Goal:
Repeat the records word for word, excluding any picture.

════════════════════

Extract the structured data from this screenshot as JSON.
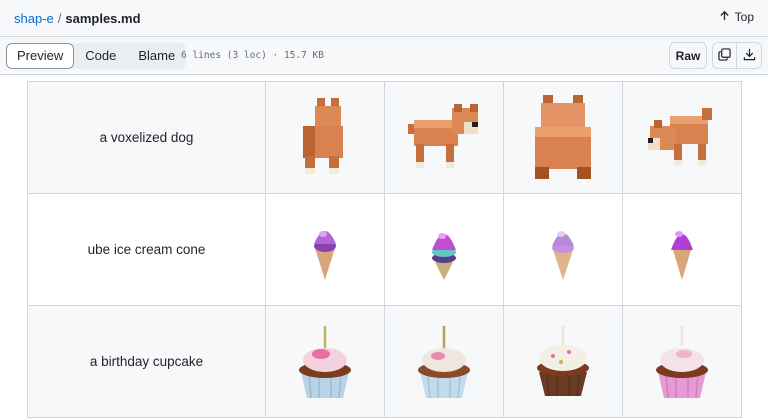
{
  "breadcrumb": {
    "repo": "shap-e",
    "separator": "/",
    "file": "samples.md"
  },
  "header": {
    "top_label": "Top",
    "top_icon": "arrow-up-icon"
  },
  "toolbar": {
    "tabs": [
      {
        "label": "Preview"
      },
      {
        "label": "Code"
      },
      {
        "label": "Blame"
      }
    ],
    "active_tab": "Preview",
    "file_info": "6 lines (3 loc) · 15.7 KB",
    "raw_label": "Raw",
    "copy_icon": "copy-icon",
    "download_icon": "download-icon"
  },
  "rows": [
    {
      "prompt": "a voxelized dog"
    },
    {
      "prompt": "ube ice cream cone"
    },
    {
      "prompt": "a birthday cupcake"
    }
  ],
  "colors": {
    "link": "#0969da",
    "border": "#d0d7de",
    "dog": "#d9824f",
    "ube_scoop": "#b566d6",
    "cone": "#d9a679",
    "cupcake_frosting": "#f3d2dd",
    "cupcake_wrapper_blue": "#b8d2e6",
    "cupcake_wrapper_pink": "#e79ad6"
  }
}
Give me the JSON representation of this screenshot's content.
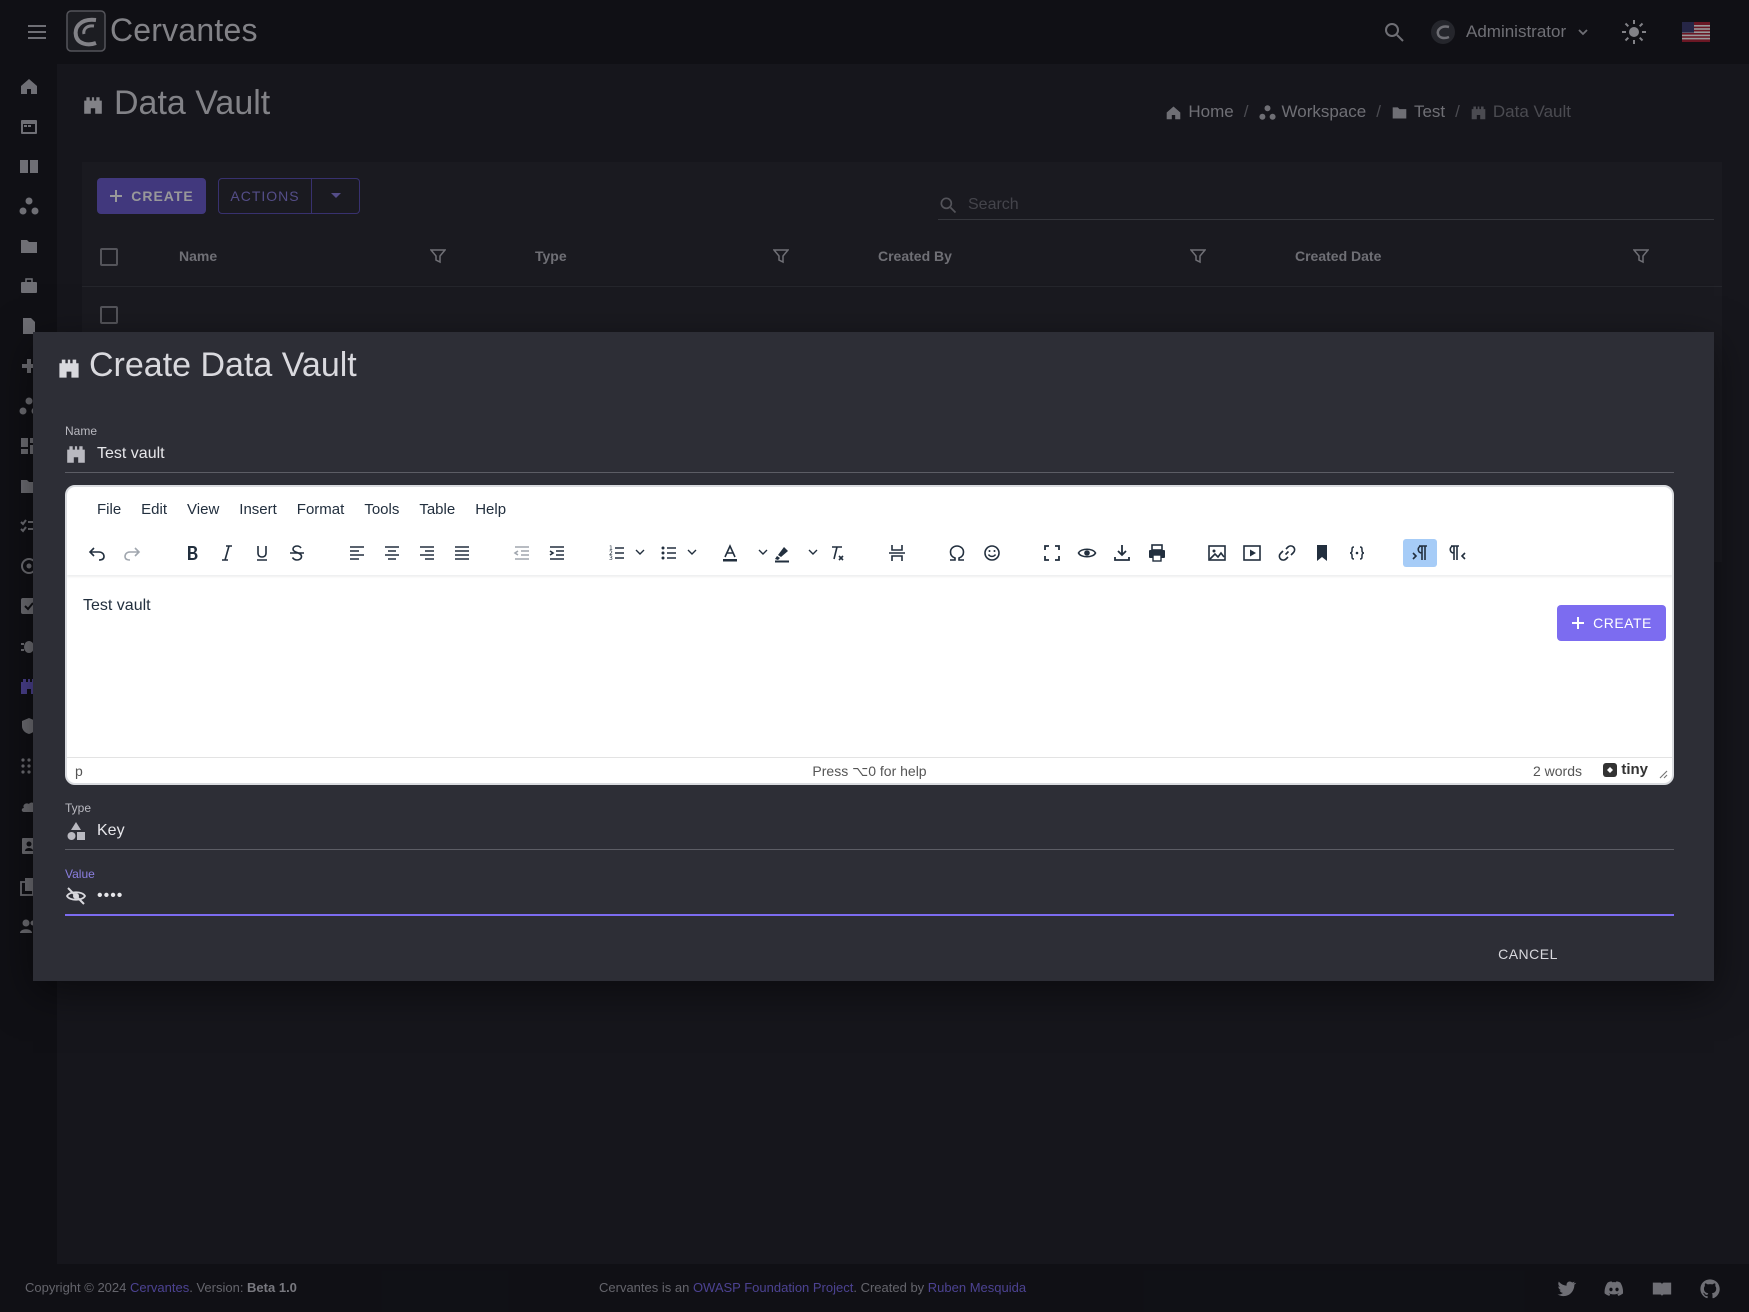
{
  "app": {
    "name": "Cervantes",
    "user": "Administrator"
  },
  "page": {
    "title": "Data Vault",
    "breadcrumb": [
      {
        "label": "Home",
        "icon": "home-icon"
      },
      {
        "label": "Workspace",
        "icon": "workspace-icon"
      },
      {
        "label": "Test",
        "icon": "folder-icon"
      },
      {
        "label": "Data Vault",
        "icon": "vault-icon"
      }
    ],
    "toolbar": {
      "create_label": "CREATE",
      "actions_label": "ACTIONS",
      "search_placeholder": "Search"
    },
    "table": {
      "columns": [
        "Name",
        "Type",
        "Created By",
        "Created Date"
      ]
    }
  },
  "dialog": {
    "title": "Create Data Vault",
    "name_label": "Name",
    "name_value": "Test vault",
    "editor": {
      "menu": [
        "File",
        "Edit",
        "View",
        "Insert",
        "Format",
        "Tools",
        "Table",
        "Help"
      ],
      "content": "Test vault",
      "status_path": "p",
      "status_help": "Press ⌥0 for help",
      "status_words": "2 words",
      "brand": "tiny"
    },
    "type_label": "Type",
    "type_value": "Key",
    "value_label": "Value",
    "value_masked": "••••",
    "cancel_label": "CANCEL",
    "create_label": "CREATE"
  },
  "footer": {
    "copyright_prefix": "Copyright © 2024 ",
    "copyright_link": "Cervantes",
    "version_prefix": ". Version: ",
    "version": "Beta 1.0",
    "owasp_prefix": "Cervantes is an ",
    "owasp_link": "OWASP Foundation Project",
    "created_prefix": ". Created by ",
    "author_link": "Ruben Mesquida"
  },
  "colors": {
    "accent": "#7c6cf0",
    "background": "#1f2026",
    "bar": "#15161b",
    "dialog": "#2d2e36"
  }
}
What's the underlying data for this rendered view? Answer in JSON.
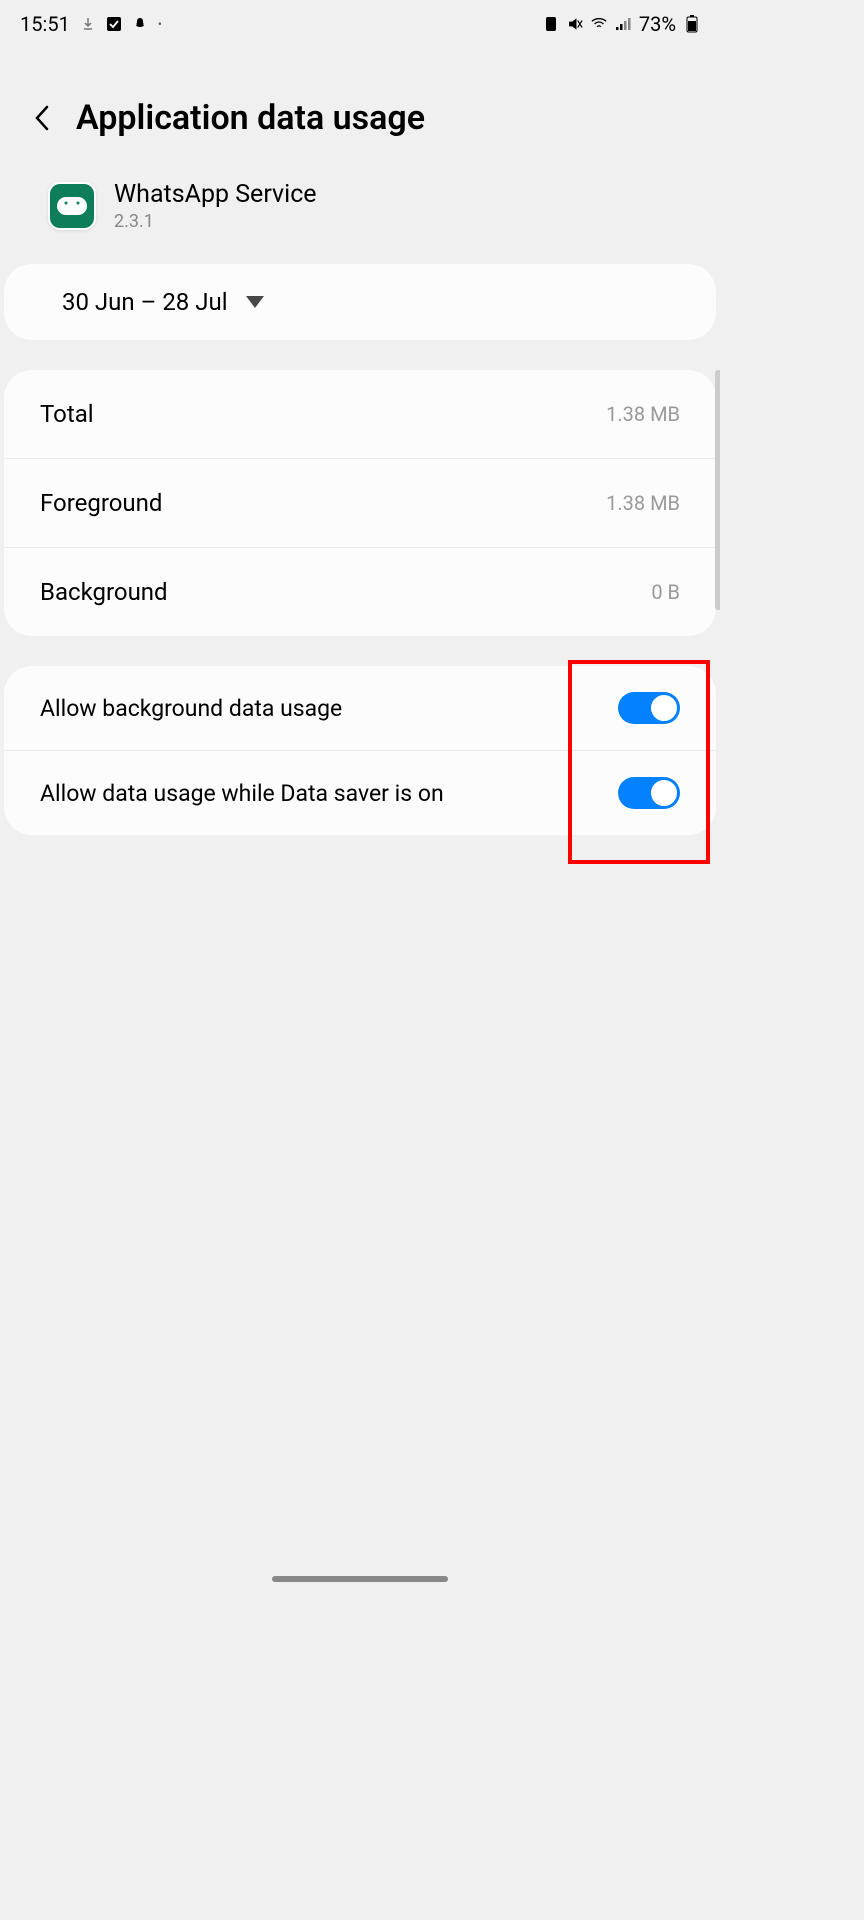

════════════════════

Finished exercise:
Extract the structured data from this screenshot as JSON.
{
  "breadcrumb": {
    "repo": "shap-e",
    "separator": "/",
    "file": "samples.md"
  },
  "header": {
    "top_label": "Top",
    "top_icon": "arrow-up-icon"
  },
  "toolbar": {
    "tabs": [
      {
        "label": "Preview"
      },
      {
        "label": "Code"
      },
      {
        "label": "Blame"
      }
    ],
    "active_tab": "Preview",
    "file_info": "6 lines (3 loc) · 15.7 KB",
    "raw_label": "Raw",
    "copy_icon": "copy-icon",
    "download_icon": "download-icon"
  },
  "rows": [
    {
      "prompt": "a voxelized dog"
    },
    {
      "prompt": "ube ice cream cone"
    },
    {
      "prompt": "a birthday cupcake"
    }
  ],
  "colors": {
    "link": "#0969da",
    "border": "#d0d7de",
    "dog": "#d9824f",
    "ube_scoop": "#b566d6",
    "cone": "#d9a679",
    "cupcake_frosting": "#f3d2dd",
    "cupcake_wrapper_blue": "#b8d2e6",
    "cupcake_wrapper_pink": "#e79ad6"
  }
}
Give me the JSON representation of this screenshot's content.
{
  "app": {
    "name": "Cervantes",
    "user": "Administrator"
  },
  "page": {
    "title": "Data Vault",
    "breadcrumb": [
      {
        "label": "Home",
        "icon": "home-icon"
      },
      {
        "label": "Workspace",
        "icon": "workspace-icon"
      },
      {
        "label": "Test",
        "icon": "folder-icon"
      },
      {
        "label": "Data Vault",
        "icon": "vault-icon"
      }
    ],
    "toolbar": {
      "create_label": "CREATE",
      "actions_label": "ACTIONS",
      "search_placeholder": "Search"
    },
    "table": {
      "columns": [
        "Name",
        "Type",
        "Created By",
        "Created Date"
      ]
    }
  },
  "dialog": {
    "title": "Create Data Vault",
    "name_label": "Name",
    "name_value": "Test vault",
    "editor": {
      "menu": [
        "File",
        "Edit",
        "View",
        "Insert",
        "Format",
        "Tools",
        "Table",
        "Help"
      ],
      "content": "Test vault",
      "status_path": "p",
      "status_help": "Press ⌥0 for help",
      "status_words": "2 words",
      "brand": "tiny"
    },
    "type_label": "Type",
    "type_value": "Key",
    "value_label": "Value",
    "value_masked": "••••",
    "cancel_label": "CANCEL",
    "create_label": "CREATE"
  },
  "footer": {
    "copyright_prefix": "Copyright © 2024 ",
    "copyright_link": "Cervantes",
    "version_prefix": ". Version: ",
    "version": "Beta 1.0",
    "owasp_prefix": "Cervantes is an ",
    "owasp_link": "OWASP Foundation Project",
    "created_prefix": ". Created by ",
    "author_link": "Ruben Mesquida"
  },
  "colors": {
    "accent": "#7c6cf0",
    "background": "#1f2026",
    "bar": "#15161b",
    "dialog": "#2d2e36"
  }
}
What's the underlying data for this rendered view? Answer in JSON.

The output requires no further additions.